What you are asked to do: Images are excluded; otherwise, output every record exactly.

-- Start of Data for the task --

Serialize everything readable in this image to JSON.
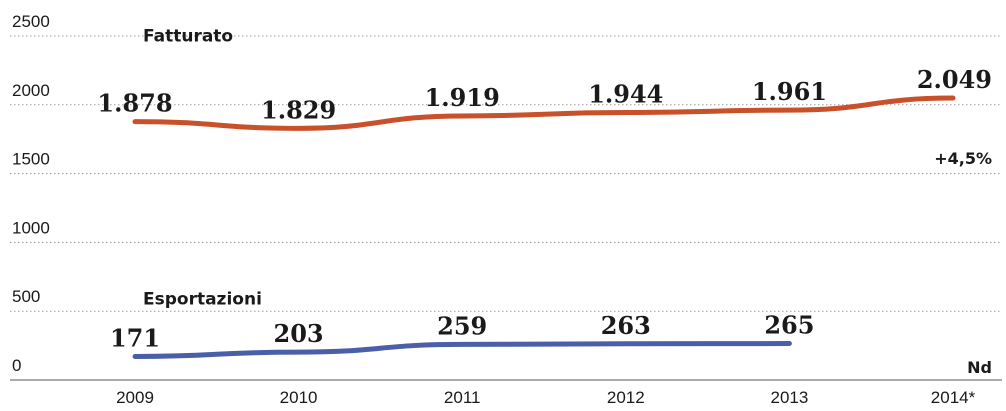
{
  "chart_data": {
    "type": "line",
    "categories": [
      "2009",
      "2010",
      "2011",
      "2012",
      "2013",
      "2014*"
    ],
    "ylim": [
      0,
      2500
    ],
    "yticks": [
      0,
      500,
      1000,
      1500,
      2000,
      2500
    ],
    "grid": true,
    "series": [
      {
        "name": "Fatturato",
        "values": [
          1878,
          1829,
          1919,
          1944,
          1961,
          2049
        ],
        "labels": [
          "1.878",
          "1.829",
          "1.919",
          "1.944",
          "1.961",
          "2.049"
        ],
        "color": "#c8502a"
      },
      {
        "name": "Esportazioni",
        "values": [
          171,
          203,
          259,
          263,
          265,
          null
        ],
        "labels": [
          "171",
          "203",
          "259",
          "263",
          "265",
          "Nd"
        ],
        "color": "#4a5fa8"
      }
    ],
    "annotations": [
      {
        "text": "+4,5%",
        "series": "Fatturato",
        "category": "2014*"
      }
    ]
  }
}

-- End of Data for the task --

Response to the task:
Serialize everything readable in this image to JSON.
{
  "chart_data": {
    "type": "line",
    "categories": [
      "2009",
      "2010",
      "2011",
      "2012",
      "2013",
      "2014*"
    ],
    "ylim": [
      0,
      2500
    ],
    "yticks": [
      0,
      500,
      1000,
      1500,
      2000,
      2500
    ],
    "grid": true,
    "series": [
      {
        "name": "Fatturato",
        "values": [
          1878,
          1829,
          1919,
          1944,
          1961,
          2049
        ],
        "labels": [
          "1.878",
          "1.829",
          "1.919",
          "1.944",
          "1.961",
          "2.049"
        ],
        "color": "#c8502a"
      },
      {
        "name": "Esportazioni",
        "values": [
          171,
          203,
          259,
          263,
          265,
          null
        ],
        "labels": [
          "171",
          "203",
          "259",
          "263",
          "265",
          "Nd"
        ],
        "color": "#4a5fa8"
      }
    ],
    "annotations": [
      {
        "text": "+4,5%",
        "series": "Fatturato",
        "category": "2014*"
      }
    ]
  }
}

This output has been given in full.